*WHAT IS BEING ASKED:* Every entry needs to be reproduced exactly.

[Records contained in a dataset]
>>>

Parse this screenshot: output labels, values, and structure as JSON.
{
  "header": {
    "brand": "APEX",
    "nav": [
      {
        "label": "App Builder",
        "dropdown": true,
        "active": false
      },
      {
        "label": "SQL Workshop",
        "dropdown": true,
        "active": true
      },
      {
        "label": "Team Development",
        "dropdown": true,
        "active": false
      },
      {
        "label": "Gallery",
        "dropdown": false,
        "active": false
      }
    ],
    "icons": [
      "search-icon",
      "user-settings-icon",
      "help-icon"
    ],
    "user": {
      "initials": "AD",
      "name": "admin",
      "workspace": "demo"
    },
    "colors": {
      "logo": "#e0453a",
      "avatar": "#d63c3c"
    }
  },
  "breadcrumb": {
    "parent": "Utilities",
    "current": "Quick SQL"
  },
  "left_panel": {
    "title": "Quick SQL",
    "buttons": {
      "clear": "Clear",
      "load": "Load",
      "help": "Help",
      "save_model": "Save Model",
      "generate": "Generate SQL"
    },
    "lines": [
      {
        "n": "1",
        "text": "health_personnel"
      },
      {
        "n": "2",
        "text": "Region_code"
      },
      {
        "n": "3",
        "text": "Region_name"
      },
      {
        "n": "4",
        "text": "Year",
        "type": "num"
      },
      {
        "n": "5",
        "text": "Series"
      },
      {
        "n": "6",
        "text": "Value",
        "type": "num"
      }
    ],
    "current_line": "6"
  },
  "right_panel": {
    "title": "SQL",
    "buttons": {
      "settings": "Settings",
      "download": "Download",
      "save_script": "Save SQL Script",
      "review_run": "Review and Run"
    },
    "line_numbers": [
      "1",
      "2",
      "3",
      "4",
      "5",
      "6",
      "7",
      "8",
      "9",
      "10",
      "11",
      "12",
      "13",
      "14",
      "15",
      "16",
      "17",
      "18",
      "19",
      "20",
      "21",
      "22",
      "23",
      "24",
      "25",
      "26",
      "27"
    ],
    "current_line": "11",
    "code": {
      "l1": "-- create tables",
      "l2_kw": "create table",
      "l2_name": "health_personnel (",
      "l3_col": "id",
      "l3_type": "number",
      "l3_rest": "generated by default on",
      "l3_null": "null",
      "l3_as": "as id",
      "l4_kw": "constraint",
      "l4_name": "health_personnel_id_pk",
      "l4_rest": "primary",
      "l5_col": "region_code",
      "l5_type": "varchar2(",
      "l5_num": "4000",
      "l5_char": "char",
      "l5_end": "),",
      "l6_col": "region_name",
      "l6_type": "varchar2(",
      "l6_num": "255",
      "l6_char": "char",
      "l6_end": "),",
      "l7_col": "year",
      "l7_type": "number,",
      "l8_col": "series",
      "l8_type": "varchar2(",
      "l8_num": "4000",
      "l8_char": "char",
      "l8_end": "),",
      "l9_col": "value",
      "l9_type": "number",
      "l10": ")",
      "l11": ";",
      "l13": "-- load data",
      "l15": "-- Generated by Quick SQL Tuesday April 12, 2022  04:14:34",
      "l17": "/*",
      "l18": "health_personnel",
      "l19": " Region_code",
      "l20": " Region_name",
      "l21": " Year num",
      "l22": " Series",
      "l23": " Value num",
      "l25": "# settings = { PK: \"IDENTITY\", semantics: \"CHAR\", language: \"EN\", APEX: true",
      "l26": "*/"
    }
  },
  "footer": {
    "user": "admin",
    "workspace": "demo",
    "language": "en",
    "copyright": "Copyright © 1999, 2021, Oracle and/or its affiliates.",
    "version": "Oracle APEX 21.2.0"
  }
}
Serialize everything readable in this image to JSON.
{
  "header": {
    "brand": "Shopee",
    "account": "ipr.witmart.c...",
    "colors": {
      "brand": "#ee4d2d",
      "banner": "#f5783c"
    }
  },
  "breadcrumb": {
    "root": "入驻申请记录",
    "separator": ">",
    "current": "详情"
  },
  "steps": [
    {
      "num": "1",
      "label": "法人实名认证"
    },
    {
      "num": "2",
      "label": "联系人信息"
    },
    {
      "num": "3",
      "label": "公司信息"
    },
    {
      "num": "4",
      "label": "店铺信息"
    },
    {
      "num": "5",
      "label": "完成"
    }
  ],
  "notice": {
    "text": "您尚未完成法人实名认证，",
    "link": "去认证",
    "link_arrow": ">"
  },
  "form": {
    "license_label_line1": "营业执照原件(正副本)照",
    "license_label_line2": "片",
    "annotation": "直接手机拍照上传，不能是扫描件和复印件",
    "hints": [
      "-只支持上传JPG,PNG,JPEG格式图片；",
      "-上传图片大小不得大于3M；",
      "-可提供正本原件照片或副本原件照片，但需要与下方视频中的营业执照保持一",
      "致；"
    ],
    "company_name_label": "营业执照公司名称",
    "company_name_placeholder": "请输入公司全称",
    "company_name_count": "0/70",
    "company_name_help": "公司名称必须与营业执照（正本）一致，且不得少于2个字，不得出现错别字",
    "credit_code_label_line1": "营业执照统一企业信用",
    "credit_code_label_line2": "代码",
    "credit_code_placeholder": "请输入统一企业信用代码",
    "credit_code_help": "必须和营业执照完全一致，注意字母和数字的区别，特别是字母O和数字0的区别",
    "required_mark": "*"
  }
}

<<<

*ANSWER TO THE TASK:*
Parse this screenshot: output labels, values, and structure as JSON.
{
  "header": {
    "brand": "APEX",
    "nav": [
      {
        "label": "App Builder",
        "dropdown": true,
        "active": false
      },
      {
        "label": "SQL Workshop",
        "dropdown": true,
        "active": true
      },
      {
        "label": "Team Development",
        "dropdown": true,
        "active": false
      },
      {
        "label": "Gallery",
        "dropdown": false,
        "active": false
      }
    ],
    "icons": [
      "search-icon",
      "user-settings-icon",
      "help-icon"
    ],
    "user": {
      "initials": "AD",
      "name": "admin",
      "workspace": "demo"
    },
    "colors": {
      "logo": "#e0453a",
      "avatar": "#d63c3c"
    }
  },
  "breadcrumb": {
    "parent": "Utilities",
    "current": "Quick SQL"
  },
  "left_panel": {
    "title": "Quick SQL",
    "buttons": {
      "clear": "Clear",
      "load": "Load",
      "help": "Help",
      "save_model": "Save Model",
      "generate": "Generate SQL"
    },
    "lines": [
      {
        "n": "1",
        "text": "health_personnel"
      },
      {
        "n": "2",
        "text": "Region_code"
      },
      {
        "n": "3",
        "text": "Region_name"
      },
      {
        "n": "4",
        "text": "Year",
        "type": "num"
      },
      {
        "n": "5",
        "text": "Series"
      },
      {
        "n": "6",
        "text": "Value",
        "type": "num"
      }
    ],
    "current_line": "6"
  },
  "right_panel": {
    "title": "SQL",
    "buttons": {
      "settings": "Settings",
      "download": "Download",
      "save_script": "Save SQL Script",
      "review_run": "Review and Run"
    },
    "line_numbers": [
      "1",
      "2",
      "3",
      "4",
      "5",
      "6",
      "7",
      "8",
      "9",
      "10",
      "11",
      "12",
      "13",
      "14",
      "15",
      "16",
      "17",
      "18",
      "19",
      "20",
      "21",
      "22",
      "23",
      "24",
      "25",
      "26",
      "27"
    ],
    "current_line": "11",
    "code": {
      "l1": "-- create tables",
      "l2_kw": "create table",
      "l2_name": "health_personnel (",
      "l3_col": "id",
      "l3_type": "number",
      "l3_rest": "generated by default on",
      "l3_null": "null",
      "l3_as": "as id",
      "l4_kw": "constraint",
      "l4_name": "health_personnel_id_pk",
      "l4_rest": "primary",
      "l5_col": "region_code",
      "l5_type": "varchar2(",
      "l5_num": "4000",
      "l5_char": "char",
      "l5_end": "),",
      "l6_col": "region_name",
      "l6_type": "varchar2(",
      "l6_num": "255",
      "l6_char": "char",
      "l6_end": "),",
      "l7_col": "year",
      "l7_type": "number,",
      "l8_col": "series",
      "l8_type": "varchar2(",
      "l8_num": "4000",
      "l8_char": "char",
      "l8_end": "),",
      "l9_col": "value",
      "l9_type": "number",
      "l10": ")",
      "l11": ";",
      "l13": "-- load data",
      "l15": "-- Generated by Quick SQL Tuesday April 12, 2022  04:14:34",
      "l17": "/*",
      "l18": "health_personnel",
      "l19": " Region_code",
      "l20": " Region_name",
      "l21": " Year num",
      "l22": " Series",
      "l23": " Value num",
      "l25": "# settings = { PK: \"IDENTITY\", semantics: \"CHAR\", language: \"EN\", APEX: true",
      "l26": "*/"
    }
  },
  "footer": {
    "user": "admin",
    "workspace": "demo",
    "language": "en",
    "copyright": "Copyright © 1999, 2021, Oracle and/or its affiliates.",
    "version": "Oracle APEX 21.2.0"
  }
}
Serialize everything readable in this image to JSON.
{
  "header": {
    "brand": "Shopee",
    "account": "ipr.witmart.c...",
    "colors": {
      "brand": "#ee4d2d",
      "banner": "#f5783c"
    }
  },
  "breadcrumb": {
    "root": "入驻申请记录",
    "separator": ">",
    "current": "详情"
  },
  "steps": [
    {
      "num": "1",
      "label": "法人实名认证"
    },
    {
      "num": "2",
      "label": "联系人信息"
    },
    {
      "num": "3",
      "label": "公司信息"
    },
    {
      "num": "4",
      "label": "店铺信息"
    },
    {
      "num": "5",
      "label": "完成"
    }
  ],
  "notice": {
    "text": "您尚未完成法人实名认证，",
    "link": "去认证",
    "link_arrow": ">"
  },
  "form": {
    "license_label_line1": "营业执照原件(正副本)照",
    "license_label_line2": "片",
    "annotation": "直接手机拍照上传，不能是扫描件和复印件",
    "hints": [
      "-只支持上传JPG,PNG,JPEG格式图片；",
      "-上传图片大小不得大于3M；",
      "-可提供正本原件照片或副本原件照片，但需要与下方视频中的营业执照保持一",
      "致；"
    ],
    "company_name_label": "营业执照公司名称",
    "company_name_placeholder": "请输入公司全称",
    "company_name_count": "0/70",
    "company_name_help": "公司名称必须与营业执照（正本）一致，且不得少于2个字，不得出现错别字",
    "credit_code_label_line1": "营业执照统一企业信用",
    "credit_code_label_line2": "代码",
    "credit_code_placeholder": "请输入统一企业信用代码",
    "credit_code_help": "必须和营业执照完全一致，注意字母和数字的区别，特别是字母O和数字0的区别",
    "required_mark": "*"
  }
}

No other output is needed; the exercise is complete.